■ **Exercise directions**: Find all lines in the records that include the word "JSON", and copy them out.

■ **Dataset extract**:
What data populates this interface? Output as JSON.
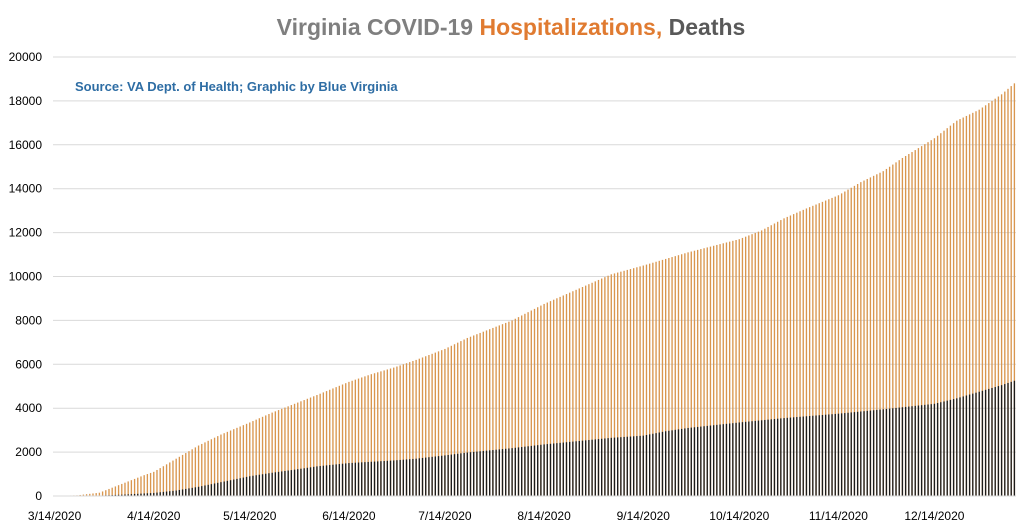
{
  "chart_data": {
    "type": "bar",
    "title_parts": [
      {
        "text": "Virginia COVID-19 ",
        "color": "#7f7f7f"
      },
      {
        "text": "Hospitalizations, ",
        "color": "#e07b31"
      },
      {
        "text": "Deaths",
        "color": "#595959"
      }
    ],
    "annotation": "Source: VA Dept. of Health; Graphic by Blue Virginia",
    "annotation_color": "#2e6da4",
    "xlabel": "",
    "ylabel": "",
    "ylim": [
      0,
      20000
    ],
    "y_ticks": [
      0,
      2000,
      4000,
      6000,
      8000,
      10000,
      12000,
      14000,
      16000,
      18000,
      20000
    ],
    "x_tick_labels": [
      "3/14/2020",
      "4/14/2020",
      "5/14/2020",
      "6/14/2020",
      "7/14/2020",
      "8/14/2020",
      "9/14/2020",
      "10/14/2020",
      "11/14/2020",
      "12/14/2020"
    ],
    "grid": true,
    "legend": "none",
    "series_colors": {
      "hospitalizations": "#d9964e",
      "deaths": "#1c1c1c"
    },
    "note": "Daily cumulative values from 3/14/2020 to ~1/8/2021; each category has a hospitalizations bar (back) and a deaths bar (front). Values sampled from the figure at key dates and filled daily.",
    "series": [
      {
        "key": "hospitalizations",
        "anchors": [
          [
            "3/14/2020",
            10
          ],
          [
            "3/21/2020",
            30
          ],
          [
            "3/28/2020",
            150
          ],
          [
            "4/4/2020",
            550
          ],
          [
            "4/11/2020",
            950
          ],
          [
            "4/14/2020",
            1100
          ],
          [
            "4/21/2020",
            1700
          ],
          [
            "4/28/2020",
            2300
          ],
          [
            "5/5/2020",
            2800
          ],
          [
            "5/14/2020",
            3350
          ],
          [
            "5/21/2020",
            3800
          ],
          [
            "5/28/2020",
            4200
          ],
          [
            "6/4/2020",
            4600
          ],
          [
            "6/14/2020",
            5200
          ],
          [
            "6/21/2020",
            5550
          ],
          [
            "6/28/2020",
            5850
          ],
          [
            "7/5/2020",
            6200
          ],
          [
            "7/14/2020",
            6700
          ],
          [
            "7/21/2020",
            7200
          ],
          [
            "7/28/2020",
            7600
          ],
          [
            "8/4/2020",
            8000
          ],
          [
            "8/14/2020",
            8750
          ],
          [
            "8/21/2020",
            9200
          ],
          [
            "8/28/2020",
            9650
          ],
          [
            "9/4/2020",
            10100
          ],
          [
            "9/14/2020",
            10500
          ],
          [
            "9/21/2020",
            10800
          ],
          [
            "9/28/2020",
            11100
          ],
          [
            "10/14/2020",
            11700
          ],
          [
            "10/21/2020",
            12100
          ],
          [
            "10/28/2020",
            12650
          ],
          [
            "11/4/2020",
            13100
          ],
          [
            "11/14/2020",
            13700
          ],
          [
            "11/21/2020",
            14300
          ],
          [
            "11/28/2020",
            14800
          ],
          [
            "12/4/2020",
            15400
          ],
          [
            "12/14/2020",
            16300
          ],
          [
            "12/21/2020",
            17100
          ],
          [
            "12/28/2020",
            17600
          ],
          [
            "1/4/2021",
            18300
          ],
          [
            "1/8/2021",
            18800
          ]
        ]
      },
      {
        "key": "deaths",
        "anchors": [
          [
            "3/14/2020",
            0
          ],
          [
            "3/28/2020",
            20
          ],
          [
            "4/4/2020",
            60
          ],
          [
            "4/14/2020",
            140
          ],
          [
            "4/21/2020",
            250
          ],
          [
            "4/28/2020",
            420
          ],
          [
            "5/5/2020",
            630
          ],
          [
            "5/14/2020",
            900
          ],
          [
            "5/21/2020",
            1060
          ],
          [
            "5/28/2020",
            1200
          ],
          [
            "6/4/2020",
            1350
          ],
          [
            "6/14/2020",
            1500
          ],
          [
            "6/21/2020",
            1560
          ],
          [
            "6/28/2020",
            1620
          ],
          [
            "7/5/2020",
            1700
          ],
          [
            "7/14/2020",
            1850
          ],
          [
            "7/21/2020",
            1980
          ],
          [
            "7/28/2020",
            2080
          ],
          [
            "8/4/2020",
            2180
          ],
          [
            "8/14/2020",
            2350
          ],
          [
            "8/21/2020",
            2450
          ],
          [
            "8/28/2020",
            2550
          ],
          [
            "9/4/2020",
            2650
          ],
          [
            "9/14/2020",
            2750
          ],
          [
            "9/21/2020",
            2950
          ],
          [
            "9/28/2020",
            3100
          ],
          [
            "10/14/2020",
            3350
          ],
          [
            "10/28/2020",
            3550
          ],
          [
            "11/14/2020",
            3750
          ],
          [
            "11/28/2020",
            3950
          ],
          [
            "12/14/2020",
            4200
          ],
          [
            "12/21/2020",
            4450
          ],
          [
            "12/28/2020",
            4750
          ],
          [
            "1/4/2021",
            5050
          ],
          [
            "1/8/2021",
            5250
          ]
        ]
      }
    ]
  }
}
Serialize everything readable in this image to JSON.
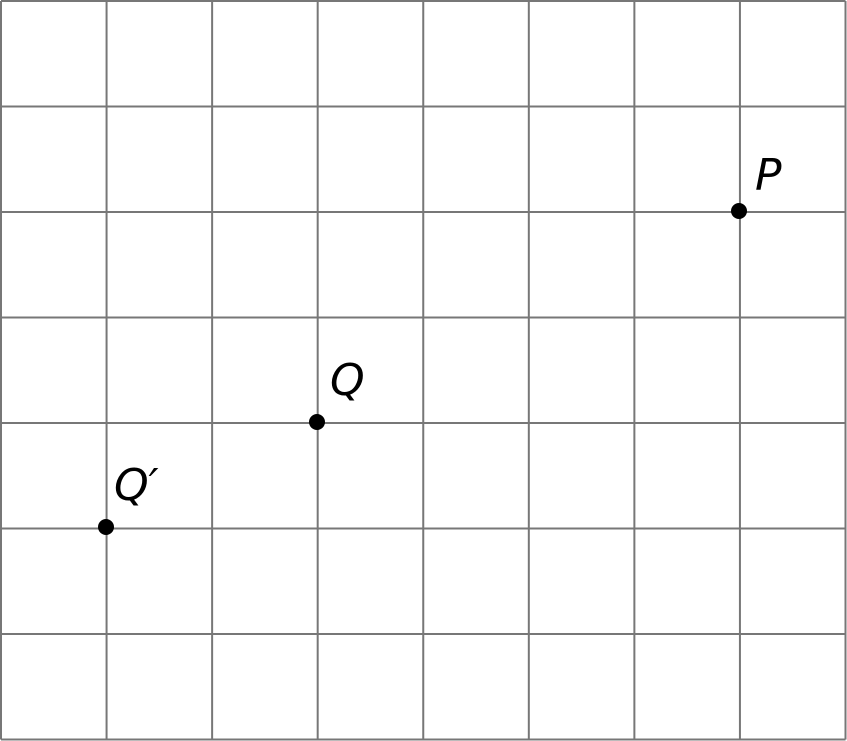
{
  "diagram": {
    "grid": {
      "columns": 8,
      "rows": 7,
      "line_color": "#777777"
    },
    "point_color": "#000000",
    "points": [
      {
        "id": "P",
        "label": "P"
      },
      {
        "id": "Q",
        "label": "Q"
      },
      {
        "id": "Q-prime",
        "label": "Q′"
      }
    ]
  }
}
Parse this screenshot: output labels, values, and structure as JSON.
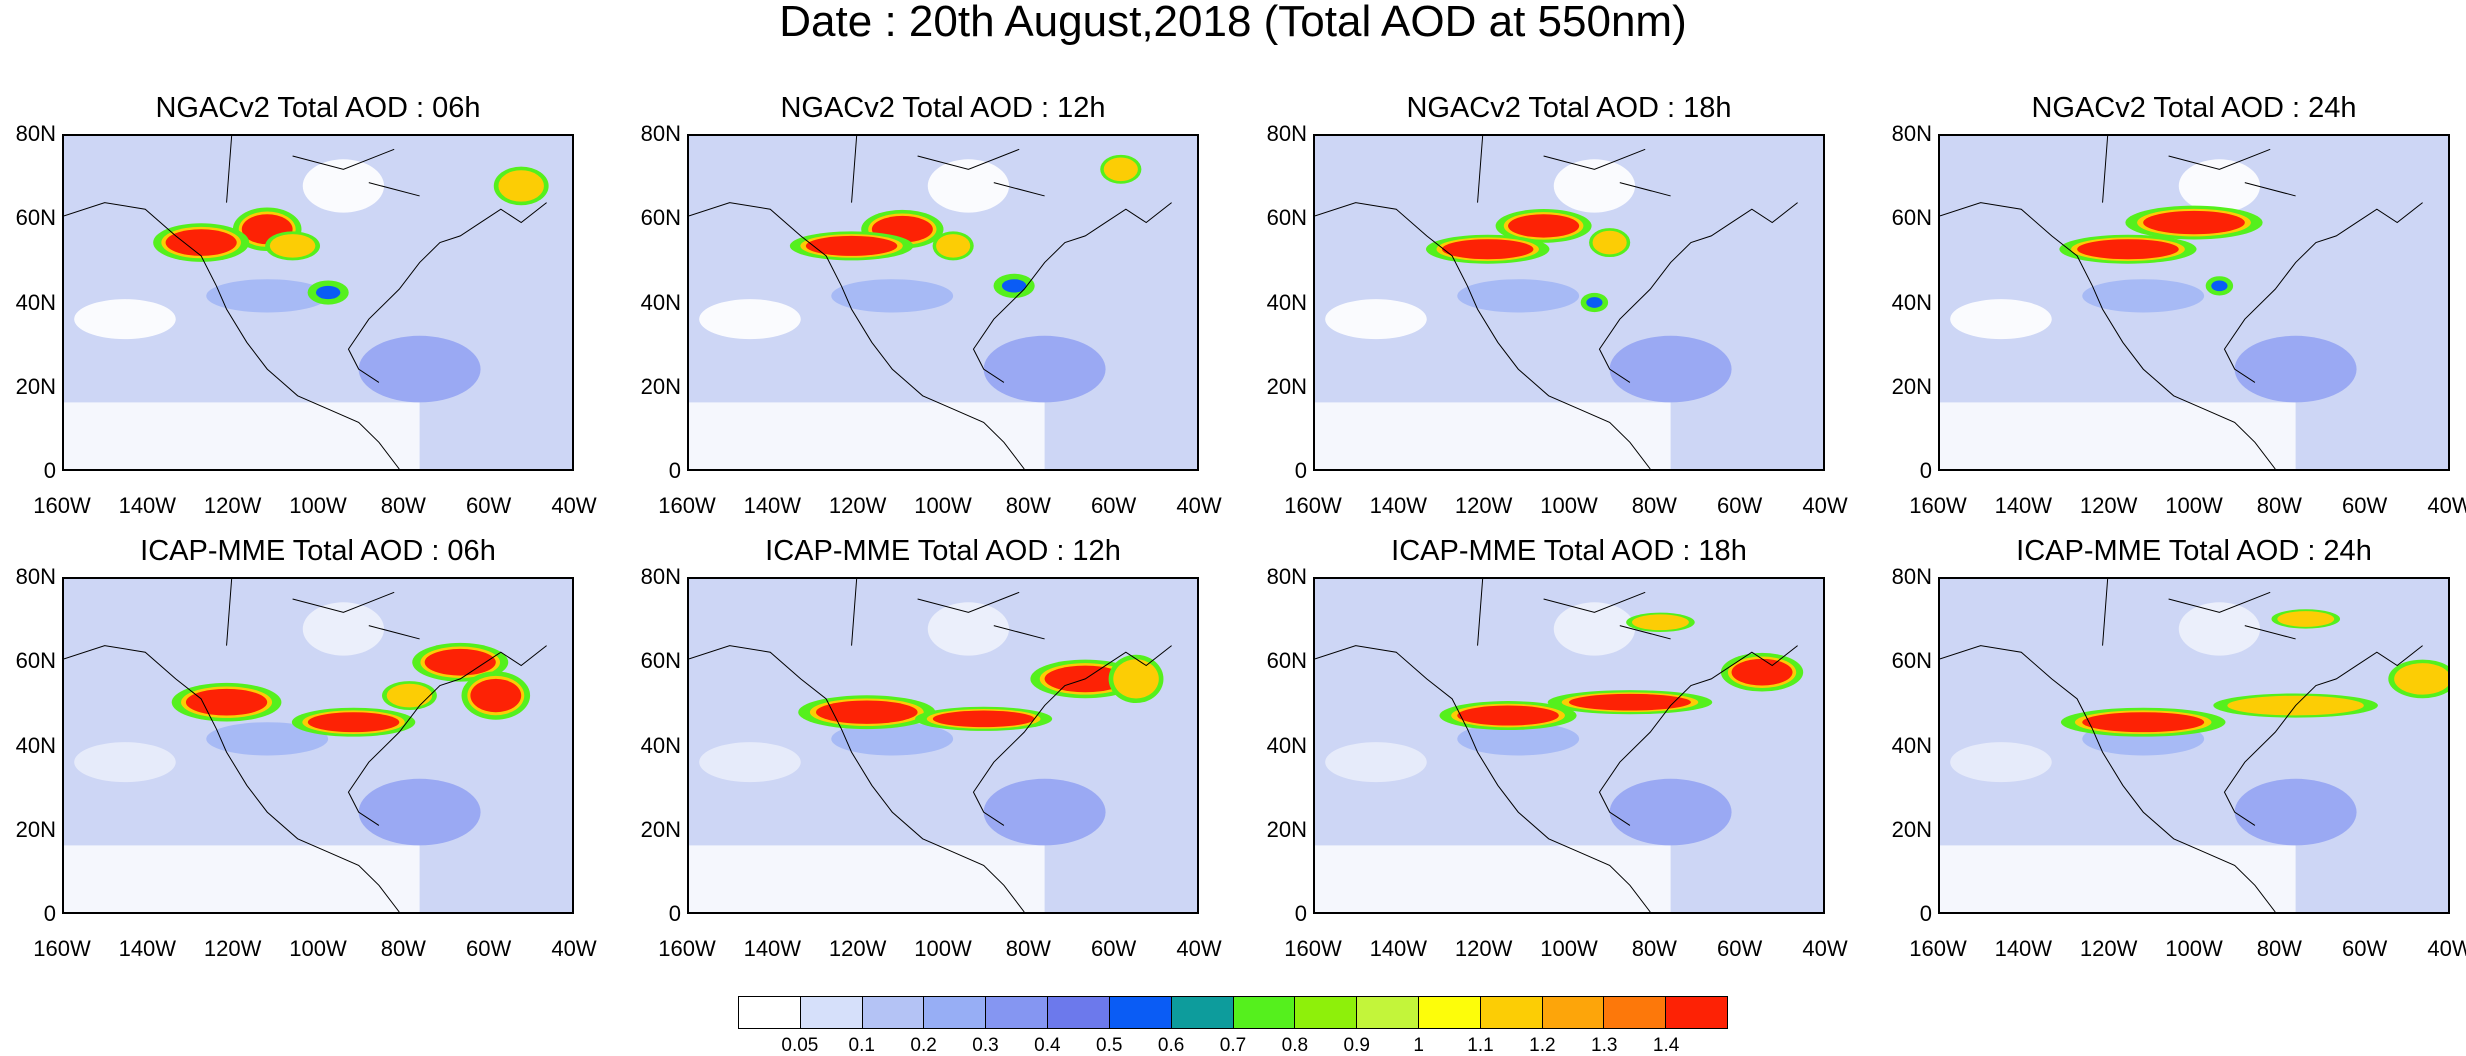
{
  "title": "Date : 20th August,2018 (Total AOD at 550nm)",
  "panels": [
    {
      "title": "NGACv2 Total AOD : 06h",
      "model": "NGACv2",
      "hour": "06h"
    },
    {
      "title": "NGACv2 Total AOD : 12h",
      "model": "NGACv2",
      "hour": "12h"
    },
    {
      "title": "NGACv2 Total AOD : 18h",
      "model": "NGACv2",
      "hour": "18h"
    },
    {
      "title": "NGACv2 Total AOD : 24h",
      "model": "NGACv2",
      "hour": "24h"
    },
    {
      "title": "ICAP-MME Total AOD : 06h",
      "model": "ICAP-MME",
      "hour": "06h"
    },
    {
      "title": "ICAP-MME Total AOD : 12h",
      "model": "ICAP-MME",
      "hour": "12h"
    },
    {
      "title": "ICAP-MME Total AOD : 18h",
      "model": "ICAP-MME",
      "hour": "18h"
    },
    {
      "title": "ICAP-MME Total AOD : 24h",
      "model": "ICAP-MME",
      "hour": "24h"
    }
  ],
  "map": {
    "lon_range": [
      -160,
      -40
    ],
    "lat_range": [
      0,
      80
    ],
    "lat_ticks": [
      "80N",
      "60N",
      "40N",
      "20N",
      "0"
    ],
    "lon_ticks": [
      "160W",
      "140W",
      "120W",
      "100W",
      "80W",
      "60W",
      "40W"
    ]
  },
  "colorbar": {
    "levels": [
      "0.05",
      "0.1",
      "0.2",
      "0.3",
      "0.4",
      "0.5",
      "0.6",
      "0.7",
      "0.8",
      "0.9",
      "1",
      "1.1",
      "1.2",
      "1.3",
      "1.4"
    ],
    "colors": [
      "#ffffff",
      "#d6e0fa",
      "#b4c3f5",
      "#97aef5",
      "#8596f2",
      "#6c79ec",
      "#0a5cf5",
      "#0d9c9c",
      "#55f01d",
      "#8ef00a",
      "#c3f53a",
      "#fdfd0a",
      "#fccd05",
      "#fda50a",
      "#fd780a",
      "#fd2205"
    ]
  }
}
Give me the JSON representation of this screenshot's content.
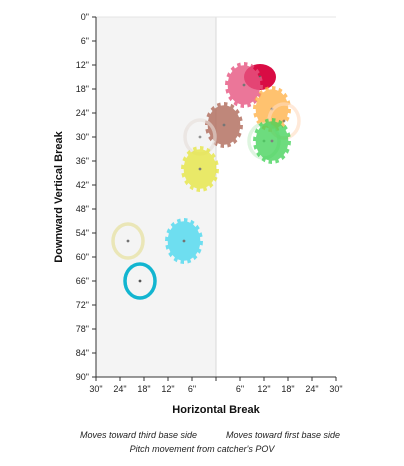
{
  "chart_data": {
    "type": "scatter",
    "xlabel": "Horizontal Break",
    "ylabel": "Downward Vertical Break",
    "xlim": [
      -30,
      30
    ],
    "ylim": [
      0,
      90
    ],
    "x_ticks": [
      -30,
      -24,
      -18,
      -12,
      -6,
      0,
      6,
      12,
      18,
      24,
      30
    ],
    "x_tick_labels": [
      "30\"",
      "24\"",
      "18\"",
      "12\"",
      "6\"",
      "",
      "6\"",
      "12\"",
      "18\"",
      "24\"",
      "30\""
    ],
    "y_ticks": [
      0,
      6,
      12,
      18,
      24,
      30,
      36,
      42,
      48,
      54,
      60,
      66,
      72,
      78,
      84,
      90
    ],
    "y_tick_labels": [
      "0\"",
      "6\"",
      "12\"",
      "18\"",
      "24\"",
      "30\"",
      "36\"",
      "42\"",
      "48\"",
      "54\"",
      "60\"",
      "66\"",
      "72\"",
      "78\"",
      "84\"",
      "90\""
    ],
    "shaded_region": {
      "x": [
        -30,
        0
      ],
      "color": "#f4f4f4"
    },
    "points": [
      {
        "x": 11,
        "y": 15,
        "shape": "ellipse",
        "color": "#d7003a",
        "opacity": 0.95
      },
      {
        "x": 7,
        "y": 17,
        "shape": "gear",
        "color": "#e75480",
        "opacity": 0.8
      },
      {
        "x": 14,
        "y": 23,
        "shape": "gear",
        "color": "#ffae40",
        "opacity": 0.75
      },
      {
        "x": 17,
        "y": 26,
        "shape": "ellipse-outline",
        "color": "#ffdcc0",
        "opacity": 0.6
      },
      {
        "x": 2,
        "y": 27,
        "shape": "gear",
        "color": "#b06a5a",
        "opacity": 0.8
      },
      {
        "x": -4,
        "y": 30,
        "shape": "ellipse-outline",
        "color": "#e6ddd8",
        "opacity": 0.6
      },
      {
        "x": 12,
        "y": 31,
        "shape": "ellipse-outline",
        "color": "#c8efcc",
        "opacity": 0.6
      },
      {
        "x": 14,
        "y": 31,
        "shape": "gear",
        "color": "#3dd153",
        "opacity": 0.75
      },
      {
        "x": -4,
        "y": 38,
        "shape": "gear",
        "color": "#e6e63a",
        "opacity": 0.75
      },
      {
        "x": -22,
        "y": 56,
        "shape": "ellipse-outline",
        "color": "#e8e3a8",
        "opacity": 0.8
      },
      {
        "x": -8,
        "y": 56,
        "shape": "gear",
        "color": "#4dd9f0",
        "opacity": 0.8
      },
      {
        "x": -19,
        "y": 66,
        "shape": "ellipse-outline",
        "color": "#12b5d0",
        "opacity": 1
      }
    ],
    "annotations": {
      "left": "Moves toward third base side",
      "right": "Moves toward first base side",
      "bottom": "Pitch movement from catcher's POV"
    }
  }
}
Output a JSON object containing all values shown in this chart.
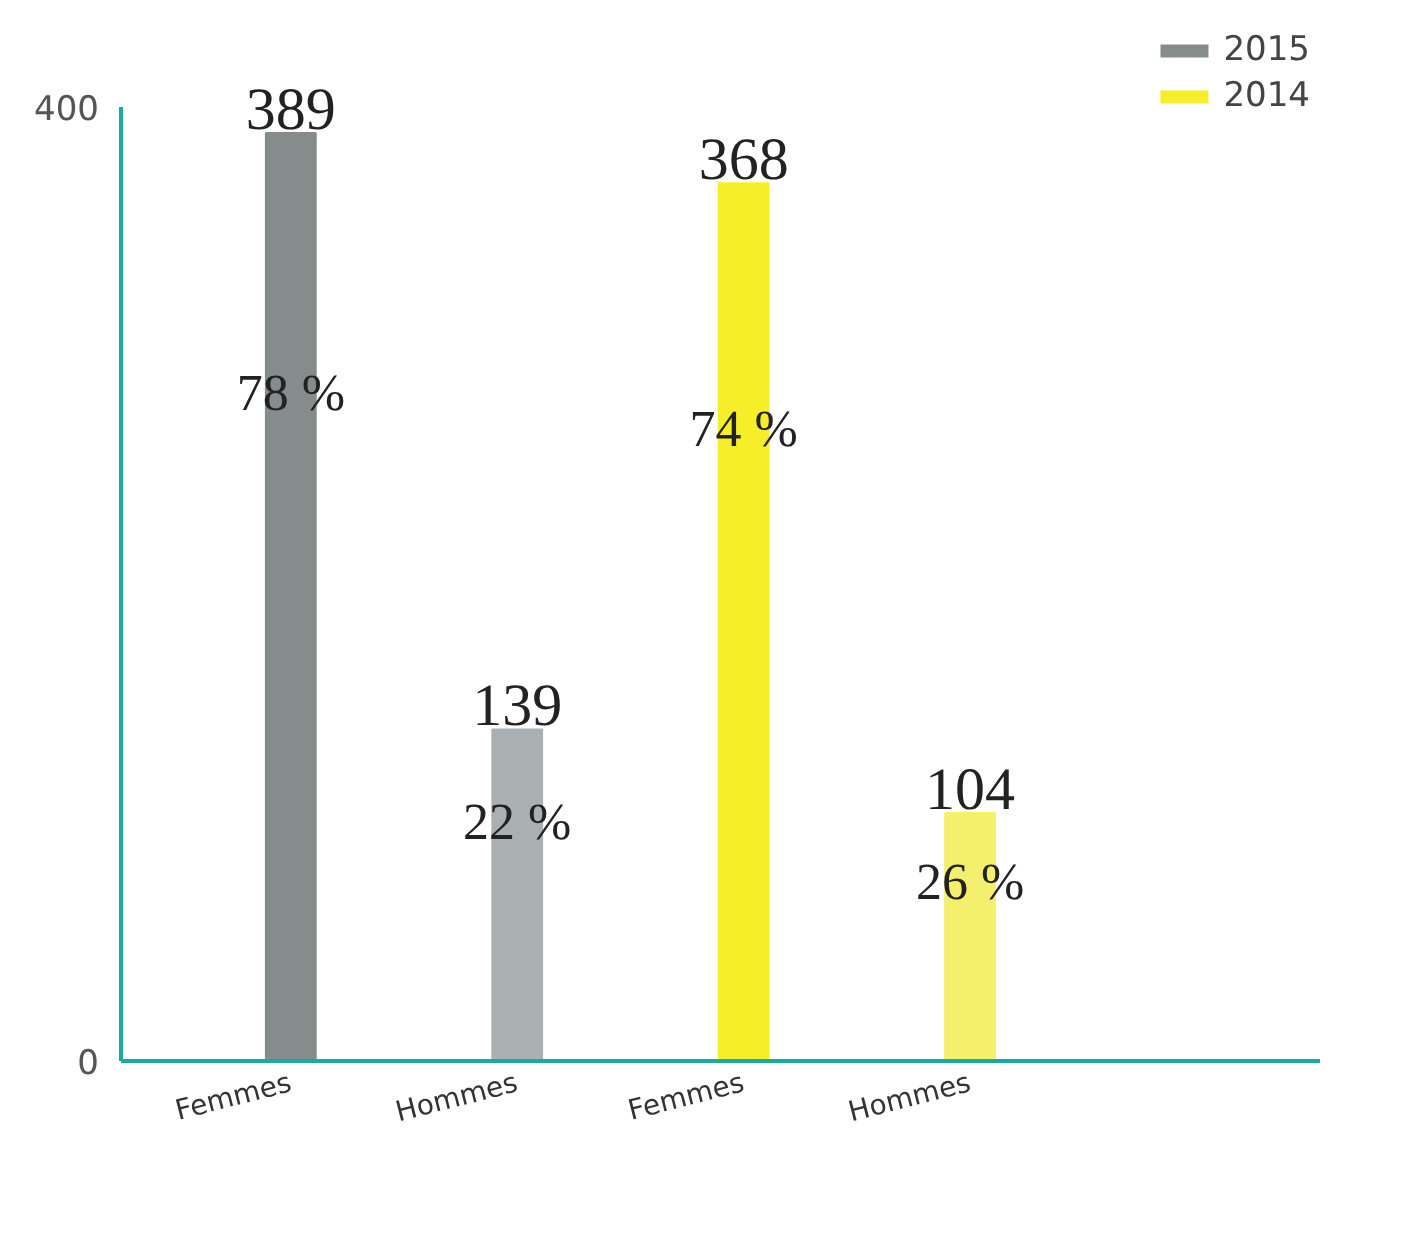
{
  "chart_data": {
    "type": "bar",
    "categories": [
      "Femmes",
      "Hommes",
      "Femmes",
      "Hommes"
    ],
    "series": [
      {
        "name": "2015",
        "color": "#868b8c",
        "colors": [
          "#868b8c",
          "#aab0b1",
          null,
          null
        ],
        "values": [
          389,
          139,
          null,
          null
        ]
      },
      {
        "name": "2014",
        "color": "#f5ee28",
        "colors": [
          null,
          null,
          "#f5ee28",
          "#f5ef6e"
        ],
        "values": [
          null,
          null,
          368,
          104
        ]
      }
    ],
    "annotations": [
      "78 %",
      "22 %",
      "74 %",
      "26 %"
    ],
    "ylim": [
      0,
      400
    ],
    "yticks": [
      0,
      400
    ],
    "data_labels": true,
    "grid": false,
    "legend": "top right"
  }
}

■ **Response**:
What data populates this interface? Output as JSON.
Serialize everything readable in this image to JSON.
Parse this screenshot: output labels, values, and structure as JSON.
Give me the JSON representation of this screenshot's content.
Output a JSON object containing all values shown in this chart.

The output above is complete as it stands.